#### REQUIREMENTS:
Extract each line of the listing below word for word, leaving out the pictures.

[Data items]
====

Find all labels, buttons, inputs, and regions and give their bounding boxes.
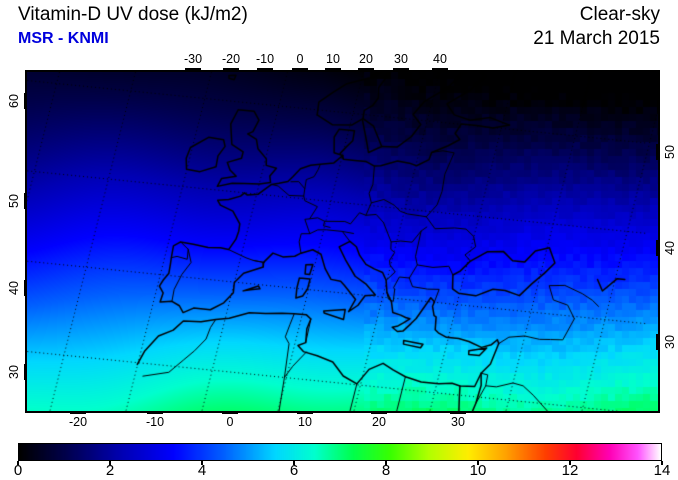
axis-tick-mark-top — [325, 68, 341, 71]
colorbar-tick-label: 2 — [105, 462, 115, 479]
colorbar-tick-mark — [17, 461, 19, 465]
date-label: 21 March 2015 — [533, 28, 660, 49]
axis-tick-mark-right — [656, 334, 659, 350]
axis-tick-mark-top — [292, 68, 308, 71]
colorbar-tick-mark — [109, 461, 111, 465]
colorbar-tick-label: 4 — [197, 462, 207, 479]
longitude-tick-top: -30 — [183, 52, 203, 66]
longitude-tick-top: -10 — [255, 52, 275, 66]
longitude-tick-top: 30 — [394, 52, 408, 66]
axis-tick-mark-bottom — [371, 411, 387, 414]
colorbar-tick-label: 14 — [653, 462, 671, 479]
source-label: MSR - KNMI — [18, 30, 109, 47]
longitude-tick-top: 0 — [296, 52, 304, 66]
condition-label: Clear-sky — [579, 4, 660, 25]
colorbar-tick-mark — [661, 461, 663, 465]
longitude-tick-top: 40 — [433, 52, 447, 66]
axis-tick-mark-right — [656, 240, 659, 256]
colorbar-tick-label: 0 — [13, 462, 23, 479]
axis-tick-mark-bottom — [70, 411, 86, 414]
axis-tick-mark-top — [432, 68, 448, 71]
latitude-tick-left: 30 — [7, 365, 21, 379]
colorbar-tick-label: 8 — [381, 462, 391, 479]
map-plot-area — [25, 70, 660, 413]
longitude-tick-bottom: 0 — [226, 415, 234, 429]
axis-tick-mark-left — [24, 280, 27, 296]
latitude-tick-right: 50 — [663, 145, 677, 159]
colorbar-tick-mark — [385, 461, 387, 465]
longitude-tick-top: 20 — [359, 52, 373, 66]
colorbar-tick-label: 12 — [561, 462, 579, 479]
latitude-tick-left: 60 — [7, 94, 21, 108]
colorbar-tick-label: 10 — [469, 462, 487, 479]
axis-tick-mark-bottom — [297, 411, 313, 414]
axis-tick-mark-left — [24, 364, 27, 380]
longitude-tick-bottom: 30 — [451, 415, 465, 429]
uv-dose-heatmap — [27, 72, 658, 411]
longitude-tick-top: -20 — [221, 52, 241, 66]
colorbar-gradient — [18, 443, 662, 461]
longitude-tick-bottom: 20 — [372, 415, 386, 429]
longitude-tick-bottom: -20 — [68, 415, 88, 429]
colorbar-tick-mark — [477, 461, 479, 465]
axis-tick-mark-right — [656, 144, 659, 160]
latitude-tick-left: 50 — [7, 194, 21, 208]
axis-tick-mark-left — [24, 93, 27, 109]
axis-tick-mark-top — [358, 68, 374, 71]
latitude-tick-right: 30 — [663, 335, 677, 349]
colorbar-tick-mark — [293, 461, 295, 465]
longitude-tick-bottom: 10 — [298, 415, 312, 429]
axis-tick-mark-bottom — [147, 411, 163, 414]
axis-tick-mark-top — [257, 68, 273, 71]
axis-tick-mark-top — [185, 68, 201, 71]
latitude-tick-left: 40 — [7, 281, 21, 295]
colorbar-tick-mark — [201, 461, 203, 465]
axis-tick-mark-top — [223, 68, 239, 71]
axis-tick-mark-top — [393, 68, 409, 71]
longitude-tick-bottom: -10 — [145, 415, 165, 429]
colorbar-tick-mark — [569, 461, 571, 465]
latitude-tick-right: 40 — [663, 241, 677, 255]
axis-tick-mark-bottom — [222, 411, 238, 414]
colorbar-tick-label: 6 — [289, 462, 299, 479]
axis-tick-mark-left — [24, 193, 27, 209]
longitude-tick-top: 10 — [326, 52, 340, 66]
colorbar — [18, 443, 662, 461]
page-title: Vitamin-D UV dose (kJ/m2) — [18, 4, 248, 25]
axis-tick-mark-bottom — [450, 411, 466, 414]
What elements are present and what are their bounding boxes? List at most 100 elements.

====

#### EXERCISE OUTPUT:
Find all labels, buttons, inputs, and regions and give their bounding boxes.
axis-tick-mark-top — [325, 68, 341, 71]
colorbar-tick-label: 2 — [105, 462, 115, 479]
colorbar-tick-mark — [17, 461, 19, 465]
date-label: 21 March 2015 — [533, 28, 660, 49]
axis-tick-mark-right — [656, 334, 659, 350]
axis-tick-mark-top — [292, 68, 308, 71]
colorbar-tick-mark — [109, 461, 111, 465]
colorbar-tick-label: 4 — [197, 462, 207, 479]
longitude-tick-top: -30 — [183, 52, 203, 66]
longitude-tick-top: -10 — [255, 52, 275, 66]
longitude-tick-top: 30 — [394, 52, 408, 66]
axis-tick-mark-bottom — [371, 411, 387, 414]
colorbar-tick-label: 14 — [653, 462, 671, 479]
source-label: MSR - KNMI — [18, 30, 109, 47]
longitude-tick-top: 0 — [296, 52, 304, 66]
condition-label: Clear-sky — [579, 4, 660, 25]
colorbar-tick-mark — [661, 461, 663, 465]
longitude-tick-top: 40 — [433, 52, 447, 66]
axis-tick-mark-right — [656, 240, 659, 256]
colorbar-tick-label: 0 — [13, 462, 23, 479]
axis-tick-mark-bottom — [70, 411, 86, 414]
axis-tick-mark-top — [432, 68, 448, 71]
latitude-tick-left: 30 — [7, 365, 21, 379]
colorbar-tick-label: 8 — [381, 462, 391, 479]
map-plot-area — [25, 70, 660, 413]
longitude-tick-bottom: 0 — [226, 415, 234, 429]
axis-tick-mark-left — [24, 280, 27, 296]
latitude-tick-right: 50 — [663, 145, 677, 159]
colorbar-tick-mark — [385, 461, 387, 465]
longitude-tick-top: 20 — [359, 52, 373, 66]
colorbar-tick-label: 12 — [561, 462, 579, 479]
latitude-tick-left: 60 — [7, 94, 21, 108]
colorbar-tick-label: 10 — [469, 462, 487, 479]
axis-tick-mark-bottom — [297, 411, 313, 414]
axis-tick-mark-left — [24, 364, 27, 380]
longitude-tick-bottom: 30 — [451, 415, 465, 429]
uv-dose-heatmap — [27, 72, 658, 411]
longitude-tick-top: -20 — [221, 52, 241, 66]
colorbar-gradient — [18, 443, 662, 461]
longitude-tick-bottom: 20 — [372, 415, 386, 429]
longitude-tick-bottom: -20 — [68, 415, 88, 429]
colorbar-tick-mark — [477, 461, 479, 465]
axis-tick-mark-right — [656, 144, 659, 160]
latitude-tick-left: 50 — [7, 194, 21, 208]
axis-tick-mark-left — [24, 93, 27, 109]
axis-tick-mark-top — [358, 68, 374, 71]
latitude-tick-right: 30 — [663, 335, 677, 349]
colorbar-tick-mark — [293, 461, 295, 465]
longitude-tick-bottom: 10 — [298, 415, 312, 429]
axis-tick-mark-bottom — [147, 411, 163, 414]
axis-tick-mark-top — [257, 68, 273, 71]
axis-tick-mark-top — [185, 68, 201, 71]
latitude-tick-left: 40 — [7, 281, 21, 295]
colorbar-tick-mark — [201, 461, 203, 465]
axis-tick-mark-top — [223, 68, 239, 71]
axis-tick-mark-top — [393, 68, 409, 71]
longitude-tick-bottom: -10 — [145, 415, 165, 429]
colorbar-tick-mark — [569, 461, 571, 465]
latitude-tick-right: 40 — [663, 241, 677, 255]
axis-tick-mark-bottom — [222, 411, 238, 414]
colorbar-tick-label: 6 — [289, 462, 299, 479]
axis-tick-mark-left — [24, 193, 27, 209]
longitude-tick-top: 10 — [326, 52, 340, 66]
colorbar — [18, 443, 662, 461]
page-title: Vitamin-D UV dose (kJ/m2) — [18, 4, 248, 25]
axis-tick-mark-bottom — [450, 411, 466, 414]
What elements are present and what are their bounding boxes? List at most 100 elements.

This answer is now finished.